| Instructions for the task |
Output the entries below word for word, beginning at the line that contains "segment this screenshot: for" and continuing through the line that contains "62, 88, 82]", with both of those lines included.

Records
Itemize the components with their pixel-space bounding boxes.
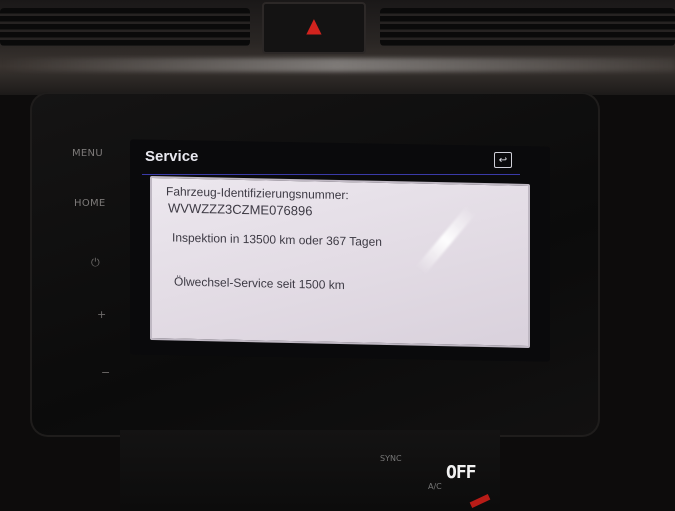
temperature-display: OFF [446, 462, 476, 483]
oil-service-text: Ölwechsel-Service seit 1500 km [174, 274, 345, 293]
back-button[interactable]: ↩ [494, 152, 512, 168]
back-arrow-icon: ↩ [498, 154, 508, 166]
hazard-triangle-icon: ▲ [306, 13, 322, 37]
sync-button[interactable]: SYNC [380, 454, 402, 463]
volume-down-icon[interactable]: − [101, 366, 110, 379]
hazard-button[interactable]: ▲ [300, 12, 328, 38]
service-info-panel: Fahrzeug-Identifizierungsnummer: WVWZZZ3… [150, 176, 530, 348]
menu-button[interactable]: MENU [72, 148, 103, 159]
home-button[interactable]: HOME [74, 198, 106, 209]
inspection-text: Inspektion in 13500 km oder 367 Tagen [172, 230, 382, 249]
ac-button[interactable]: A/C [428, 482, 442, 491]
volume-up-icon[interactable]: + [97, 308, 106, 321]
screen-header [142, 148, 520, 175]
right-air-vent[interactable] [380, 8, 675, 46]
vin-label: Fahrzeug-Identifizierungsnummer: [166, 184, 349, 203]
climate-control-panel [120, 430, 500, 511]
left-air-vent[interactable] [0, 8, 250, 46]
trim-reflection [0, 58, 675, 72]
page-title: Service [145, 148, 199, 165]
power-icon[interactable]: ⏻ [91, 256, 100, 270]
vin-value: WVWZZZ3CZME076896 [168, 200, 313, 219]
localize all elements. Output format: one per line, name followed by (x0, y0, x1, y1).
==
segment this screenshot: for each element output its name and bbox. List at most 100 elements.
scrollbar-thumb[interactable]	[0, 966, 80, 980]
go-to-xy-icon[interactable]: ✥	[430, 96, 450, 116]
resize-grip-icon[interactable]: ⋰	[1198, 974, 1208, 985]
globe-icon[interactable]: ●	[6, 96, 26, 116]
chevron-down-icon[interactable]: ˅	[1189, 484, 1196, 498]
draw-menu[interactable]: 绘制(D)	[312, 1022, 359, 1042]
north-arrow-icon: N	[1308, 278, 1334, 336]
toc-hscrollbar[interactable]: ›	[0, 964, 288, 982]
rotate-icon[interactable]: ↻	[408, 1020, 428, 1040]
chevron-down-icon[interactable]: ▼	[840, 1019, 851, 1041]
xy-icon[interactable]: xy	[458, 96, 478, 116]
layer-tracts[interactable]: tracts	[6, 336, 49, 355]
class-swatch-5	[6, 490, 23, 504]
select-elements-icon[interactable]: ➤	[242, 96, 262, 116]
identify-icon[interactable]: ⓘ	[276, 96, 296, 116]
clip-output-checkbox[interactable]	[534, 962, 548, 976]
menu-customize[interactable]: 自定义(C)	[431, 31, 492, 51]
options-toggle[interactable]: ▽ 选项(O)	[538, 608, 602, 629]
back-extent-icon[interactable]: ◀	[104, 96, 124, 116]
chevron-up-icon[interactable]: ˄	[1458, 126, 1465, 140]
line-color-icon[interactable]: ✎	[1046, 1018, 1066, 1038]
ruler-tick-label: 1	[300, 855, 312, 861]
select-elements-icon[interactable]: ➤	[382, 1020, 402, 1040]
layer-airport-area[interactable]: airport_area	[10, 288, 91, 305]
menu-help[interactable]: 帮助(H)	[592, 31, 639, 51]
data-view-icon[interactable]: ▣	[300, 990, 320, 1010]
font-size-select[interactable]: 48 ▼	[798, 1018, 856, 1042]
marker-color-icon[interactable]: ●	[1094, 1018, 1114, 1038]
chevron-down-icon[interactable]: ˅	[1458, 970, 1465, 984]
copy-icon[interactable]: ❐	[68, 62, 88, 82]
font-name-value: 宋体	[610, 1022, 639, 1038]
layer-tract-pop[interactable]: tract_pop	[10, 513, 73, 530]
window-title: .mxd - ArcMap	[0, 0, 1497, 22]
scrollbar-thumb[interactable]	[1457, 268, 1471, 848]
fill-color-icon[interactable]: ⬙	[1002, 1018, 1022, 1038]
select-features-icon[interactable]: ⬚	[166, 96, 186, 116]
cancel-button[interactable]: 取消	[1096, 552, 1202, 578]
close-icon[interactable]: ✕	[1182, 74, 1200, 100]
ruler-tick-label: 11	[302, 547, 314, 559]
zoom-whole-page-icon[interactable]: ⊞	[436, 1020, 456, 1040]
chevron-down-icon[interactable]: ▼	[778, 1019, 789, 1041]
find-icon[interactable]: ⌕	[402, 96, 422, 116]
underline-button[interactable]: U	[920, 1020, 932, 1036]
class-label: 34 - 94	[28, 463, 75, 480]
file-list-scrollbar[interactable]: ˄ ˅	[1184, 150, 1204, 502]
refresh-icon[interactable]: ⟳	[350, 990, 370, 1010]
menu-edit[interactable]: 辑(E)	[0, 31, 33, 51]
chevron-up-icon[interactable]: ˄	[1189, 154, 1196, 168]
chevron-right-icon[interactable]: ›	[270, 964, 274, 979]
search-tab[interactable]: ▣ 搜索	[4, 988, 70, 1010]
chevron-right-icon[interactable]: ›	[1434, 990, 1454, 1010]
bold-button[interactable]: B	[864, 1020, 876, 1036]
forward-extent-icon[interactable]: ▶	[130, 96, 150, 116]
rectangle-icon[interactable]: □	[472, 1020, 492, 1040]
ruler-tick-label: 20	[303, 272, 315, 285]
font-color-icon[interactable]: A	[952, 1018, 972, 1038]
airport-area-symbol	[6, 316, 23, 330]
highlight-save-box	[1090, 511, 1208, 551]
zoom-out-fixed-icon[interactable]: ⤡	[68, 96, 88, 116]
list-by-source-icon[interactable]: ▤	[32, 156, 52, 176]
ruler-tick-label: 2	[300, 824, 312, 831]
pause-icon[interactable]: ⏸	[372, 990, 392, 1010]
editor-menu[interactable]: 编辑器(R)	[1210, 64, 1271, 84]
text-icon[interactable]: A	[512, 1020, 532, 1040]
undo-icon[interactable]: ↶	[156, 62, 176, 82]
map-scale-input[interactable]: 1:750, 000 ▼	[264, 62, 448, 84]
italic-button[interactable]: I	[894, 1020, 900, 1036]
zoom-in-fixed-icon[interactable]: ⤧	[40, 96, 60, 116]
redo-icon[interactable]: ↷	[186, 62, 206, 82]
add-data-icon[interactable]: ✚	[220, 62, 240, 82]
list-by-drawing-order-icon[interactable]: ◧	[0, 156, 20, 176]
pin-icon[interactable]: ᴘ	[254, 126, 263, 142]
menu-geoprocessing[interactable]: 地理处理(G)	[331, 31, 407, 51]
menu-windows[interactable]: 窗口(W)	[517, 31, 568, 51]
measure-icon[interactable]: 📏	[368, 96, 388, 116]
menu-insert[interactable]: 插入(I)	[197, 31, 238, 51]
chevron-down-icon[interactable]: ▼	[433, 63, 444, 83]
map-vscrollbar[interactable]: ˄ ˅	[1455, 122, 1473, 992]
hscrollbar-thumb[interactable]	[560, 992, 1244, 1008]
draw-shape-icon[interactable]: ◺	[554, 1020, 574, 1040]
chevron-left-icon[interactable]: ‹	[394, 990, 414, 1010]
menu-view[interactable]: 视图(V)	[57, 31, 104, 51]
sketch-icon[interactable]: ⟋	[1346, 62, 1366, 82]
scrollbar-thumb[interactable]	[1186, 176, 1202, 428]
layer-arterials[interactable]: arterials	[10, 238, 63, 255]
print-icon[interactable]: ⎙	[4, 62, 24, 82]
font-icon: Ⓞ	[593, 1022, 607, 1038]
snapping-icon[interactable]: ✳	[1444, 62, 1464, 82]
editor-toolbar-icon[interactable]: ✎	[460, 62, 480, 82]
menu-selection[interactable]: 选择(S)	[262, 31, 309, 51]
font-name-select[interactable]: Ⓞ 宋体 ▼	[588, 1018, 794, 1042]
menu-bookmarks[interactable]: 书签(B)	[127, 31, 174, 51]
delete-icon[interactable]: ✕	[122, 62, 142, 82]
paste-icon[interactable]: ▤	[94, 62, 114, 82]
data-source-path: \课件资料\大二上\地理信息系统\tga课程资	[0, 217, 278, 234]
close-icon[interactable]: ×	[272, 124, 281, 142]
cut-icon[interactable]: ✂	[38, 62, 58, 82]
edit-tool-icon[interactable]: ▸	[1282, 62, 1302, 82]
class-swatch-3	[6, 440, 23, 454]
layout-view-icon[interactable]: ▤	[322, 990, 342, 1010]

| Answer to the task |
segment this screenshot: for each element output its name and bbox. List at most 100 elements.
scrollbar-thumb[interactable]	[0, 966, 80, 980]
go-to-xy-icon[interactable]: ✥	[430, 96, 450, 116]
resize-grip-icon[interactable]: ⋰	[1198, 974, 1208, 985]
globe-icon[interactable]: ●	[6, 96, 26, 116]
chevron-down-icon[interactable]: ˅	[1189, 484, 1196, 498]
draw-menu[interactable]: 绘制(D)	[312, 1022, 359, 1042]
north-arrow-icon: N	[1308, 278, 1334, 336]
toc-hscrollbar[interactable]: ›	[0, 964, 288, 982]
rotate-icon[interactable]: ↻	[408, 1020, 428, 1040]
chevron-down-icon[interactable]: ▼	[840, 1019, 851, 1041]
xy-icon[interactable]: xy	[458, 96, 478, 116]
layer-tracts[interactable]: tracts	[6, 336, 49, 355]
class-swatch-5	[6, 490, 23, 504]
select-elements-icon[interactable]: ➤	[242, 96, 262, 116]
identify-icon[interactable]: ⓘ	[276, 96, 296, 116]
clip-output-checkbox[interactable]	[534, 962, 548, 976]
menu-customize[interactable]: 自定义(C)	[431, 31, 492, 51]
options-toggle[interactable]: ▽ 选项(O)	[538, 608, 602, 629]
back-extent-icon[interactable]: ◀	[104, 96, 124, 116]
chevron-up-icon[interactable]: ˄	[1458, 126, 1465, 140]
line-color-icon[interactable]: ✎	[1046, 1018, 1066, 1038]
ruler-tick-label: 1	[300, 855, 312, 861]
select-elements-icon[interactable]: ➤	[382, 1020, 402, 1040]
layer-airport-area[interactable]: airport_area	[10, 288, 91, 305]
menu-help[interactable]: 帮助(H)	[592, 31, 639, 51]
data-view-icon[interactable]: ▣	[300, 990, 320, 1010]
font-size-select[interactable]: 48 ▼	[798, 1018, 856, 1042]
marker-color-icon[interactable]: ●	[1094, 1018, 1114, 1038]
chevron-down-icon[interactable]: ˅	[1458, 970, 1465, 984]
copy-icon[interactable]: ❐	[68, 62, 88, 82]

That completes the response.